PAGE TEXT =
We've written more about the broader implications of this pattern in The Accountability Wrapper.

Making Knowledge Persistent with Claude Mem

The core problem wasn't the codebase itself. It was that nine years of institutional knowledge was trapped in people's heads, old Slack threads, and meetings that never got documented.

We started capturing everything with Claude Mem. Every technical meeting had its transcript analyzed. Decisions, trade-offs, things that were tried and abandoned - all indexed. Claude Mem stores memories in a git-backed format, which meant the entire team shared the same context pool. When an engineer started a new session, they weren't beginning from scratch. They had access to why the auth service was structured the way it is, why a particular API endpoint was never deprecated, what was attempted six months ago and why it failed.

The thing that made this stick in practice: mistakes stopped repeating. When an engineer hit a problem that someone else had already solved, or tried to make a decision that had already been made and reversed, that context surfaced before they went further.

The team's institutional knowledge became queryable rather than conversational.

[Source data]
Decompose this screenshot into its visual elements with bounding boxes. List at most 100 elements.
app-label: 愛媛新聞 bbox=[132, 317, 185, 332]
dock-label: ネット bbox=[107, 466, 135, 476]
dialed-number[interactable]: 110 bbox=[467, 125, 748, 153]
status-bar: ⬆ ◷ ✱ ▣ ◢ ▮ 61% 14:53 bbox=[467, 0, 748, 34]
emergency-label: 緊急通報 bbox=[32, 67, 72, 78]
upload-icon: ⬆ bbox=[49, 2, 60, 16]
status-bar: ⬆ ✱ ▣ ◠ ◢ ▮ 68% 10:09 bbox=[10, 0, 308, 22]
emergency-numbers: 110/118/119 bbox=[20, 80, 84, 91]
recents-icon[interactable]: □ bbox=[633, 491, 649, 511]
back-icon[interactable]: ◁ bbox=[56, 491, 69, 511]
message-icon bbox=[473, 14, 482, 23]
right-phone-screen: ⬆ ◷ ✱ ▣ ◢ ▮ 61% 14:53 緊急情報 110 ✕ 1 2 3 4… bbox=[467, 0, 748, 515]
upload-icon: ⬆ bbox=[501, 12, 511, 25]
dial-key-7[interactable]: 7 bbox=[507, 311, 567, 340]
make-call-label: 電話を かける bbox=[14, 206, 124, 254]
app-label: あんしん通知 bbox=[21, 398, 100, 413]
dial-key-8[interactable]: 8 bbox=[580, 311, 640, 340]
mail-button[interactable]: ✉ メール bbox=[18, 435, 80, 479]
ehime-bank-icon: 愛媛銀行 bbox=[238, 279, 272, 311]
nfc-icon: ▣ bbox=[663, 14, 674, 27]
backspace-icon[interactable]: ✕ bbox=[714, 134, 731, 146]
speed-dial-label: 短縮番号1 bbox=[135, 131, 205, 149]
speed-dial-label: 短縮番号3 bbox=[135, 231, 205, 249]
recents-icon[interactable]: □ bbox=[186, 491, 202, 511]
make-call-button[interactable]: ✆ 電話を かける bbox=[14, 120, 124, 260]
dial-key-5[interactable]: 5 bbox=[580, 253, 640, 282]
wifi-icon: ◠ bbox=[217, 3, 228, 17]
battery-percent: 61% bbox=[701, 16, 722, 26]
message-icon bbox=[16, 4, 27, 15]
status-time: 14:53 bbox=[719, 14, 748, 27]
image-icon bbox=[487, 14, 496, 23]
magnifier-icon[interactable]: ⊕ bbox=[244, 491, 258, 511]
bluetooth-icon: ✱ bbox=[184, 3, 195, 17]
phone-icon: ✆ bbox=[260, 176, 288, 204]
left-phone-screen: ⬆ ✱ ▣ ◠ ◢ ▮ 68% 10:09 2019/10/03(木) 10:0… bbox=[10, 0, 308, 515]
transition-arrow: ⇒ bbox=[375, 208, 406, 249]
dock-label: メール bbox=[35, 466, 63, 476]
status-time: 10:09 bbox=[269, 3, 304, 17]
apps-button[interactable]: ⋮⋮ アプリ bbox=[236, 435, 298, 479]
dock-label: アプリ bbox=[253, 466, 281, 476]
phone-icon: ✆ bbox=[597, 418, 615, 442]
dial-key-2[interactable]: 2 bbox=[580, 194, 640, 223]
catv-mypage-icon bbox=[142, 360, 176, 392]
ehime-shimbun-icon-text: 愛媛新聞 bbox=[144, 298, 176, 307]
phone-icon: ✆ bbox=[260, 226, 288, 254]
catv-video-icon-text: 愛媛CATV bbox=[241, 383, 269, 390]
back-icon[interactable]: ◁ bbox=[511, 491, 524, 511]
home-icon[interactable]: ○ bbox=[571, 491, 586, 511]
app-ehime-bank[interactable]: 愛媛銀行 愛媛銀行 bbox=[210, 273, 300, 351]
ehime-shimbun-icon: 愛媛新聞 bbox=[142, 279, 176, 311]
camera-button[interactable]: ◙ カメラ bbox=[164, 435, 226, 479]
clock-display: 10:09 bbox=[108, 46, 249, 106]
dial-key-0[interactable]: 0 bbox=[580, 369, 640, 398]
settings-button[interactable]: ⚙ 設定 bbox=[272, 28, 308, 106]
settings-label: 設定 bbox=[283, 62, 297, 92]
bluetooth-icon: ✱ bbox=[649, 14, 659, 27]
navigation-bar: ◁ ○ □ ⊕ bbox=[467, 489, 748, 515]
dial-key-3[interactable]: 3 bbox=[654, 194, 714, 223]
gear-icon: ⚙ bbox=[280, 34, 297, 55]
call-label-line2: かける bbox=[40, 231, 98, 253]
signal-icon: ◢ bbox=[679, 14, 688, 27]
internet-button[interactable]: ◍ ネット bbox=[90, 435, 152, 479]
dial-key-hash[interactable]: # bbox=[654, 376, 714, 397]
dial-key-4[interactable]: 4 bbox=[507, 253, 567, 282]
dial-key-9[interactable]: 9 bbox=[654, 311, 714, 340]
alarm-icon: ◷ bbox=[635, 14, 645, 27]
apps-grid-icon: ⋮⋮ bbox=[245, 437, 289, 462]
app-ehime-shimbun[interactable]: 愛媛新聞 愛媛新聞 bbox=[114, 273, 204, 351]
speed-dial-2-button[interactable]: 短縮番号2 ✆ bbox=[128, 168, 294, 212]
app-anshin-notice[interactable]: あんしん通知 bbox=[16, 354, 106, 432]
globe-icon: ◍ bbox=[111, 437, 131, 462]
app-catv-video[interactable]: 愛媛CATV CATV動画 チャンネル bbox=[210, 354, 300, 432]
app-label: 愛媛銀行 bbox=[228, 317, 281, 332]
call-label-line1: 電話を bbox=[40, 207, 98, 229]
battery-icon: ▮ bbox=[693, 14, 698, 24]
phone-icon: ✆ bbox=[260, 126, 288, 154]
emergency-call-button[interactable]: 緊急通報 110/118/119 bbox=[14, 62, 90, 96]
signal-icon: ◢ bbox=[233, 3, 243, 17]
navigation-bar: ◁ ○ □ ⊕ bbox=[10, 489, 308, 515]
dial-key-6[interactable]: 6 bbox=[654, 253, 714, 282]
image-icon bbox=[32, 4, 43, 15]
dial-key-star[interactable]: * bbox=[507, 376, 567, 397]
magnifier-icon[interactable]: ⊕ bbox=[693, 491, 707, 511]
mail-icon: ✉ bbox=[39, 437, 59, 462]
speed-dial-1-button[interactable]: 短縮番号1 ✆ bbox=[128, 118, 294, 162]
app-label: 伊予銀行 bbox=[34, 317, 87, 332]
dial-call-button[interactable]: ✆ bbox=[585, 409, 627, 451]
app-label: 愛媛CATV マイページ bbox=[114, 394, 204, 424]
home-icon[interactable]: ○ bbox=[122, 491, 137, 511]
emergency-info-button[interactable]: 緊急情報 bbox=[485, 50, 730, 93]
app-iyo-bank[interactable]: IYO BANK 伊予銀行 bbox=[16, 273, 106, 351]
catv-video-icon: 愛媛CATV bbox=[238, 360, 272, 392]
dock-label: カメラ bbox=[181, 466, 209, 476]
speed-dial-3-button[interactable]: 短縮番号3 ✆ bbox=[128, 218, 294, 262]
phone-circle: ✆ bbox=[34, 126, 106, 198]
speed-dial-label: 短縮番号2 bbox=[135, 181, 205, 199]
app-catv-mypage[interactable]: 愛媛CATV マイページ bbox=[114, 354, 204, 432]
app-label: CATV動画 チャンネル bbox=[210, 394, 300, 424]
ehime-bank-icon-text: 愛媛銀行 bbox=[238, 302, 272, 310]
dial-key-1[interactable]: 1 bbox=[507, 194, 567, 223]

WHAT YOU SHOULD DO = Take the passage on making a team's institutional knowledge persistent with Claude Mem further, picking up after its final sentence.

TASK ANSWER =
Planning That Surfaces Problems Early with GSD

The other friction point was planning. On a codebase this distributed, an engineer starting a new feature without full context would regularly discover - mid-implementation - that something they were building conflicted with logic in another repo. Work would get partially done, blocked, and either abandoned or restarted.

We introduced GSD's discuss phase into every piece of work. Before any plan is written, GSD asks structured questions about the feature: edge cases, cross-repo dependencies, assumptions, things that could go wrong. On this codebase, those questions reliably surfaced issues that weren't visible from the ticket alone.

The outputs - a structured context document - got posted to Slack through GSD's integration. Anyone on the team could read through the context and leave comments before work began. Once there was alignment, execution moved on autopilot: GSD broke the plan into phases, executed them with atomic commits, and maintained state across sessions so context didn't reset between days.

The shift was from "engineer discovers a conflict on day three" to "conflict surfaces in the discuss phase before a line is written."

The Proof: 3 Days to an Agentic Chat POC

About two months in, we needed to demonstrate what was possible to stakeholders - specifically, an agentic chat interface for the platform's recruitment workflow.

The requirements were real: job search results rendered as interactive cards inside the conversation thread, resume parsing that triggered an inline document upload widget, multi-step tool calling that could search, match, and surface a job application within a single chat session. The kind of UX where the conversation itself becomes the product.

A build like that would typically take a development team several weeks to a month. We shipped a working POC in three days using Claude and the AI SDK. The demo moved a funding conversation forward.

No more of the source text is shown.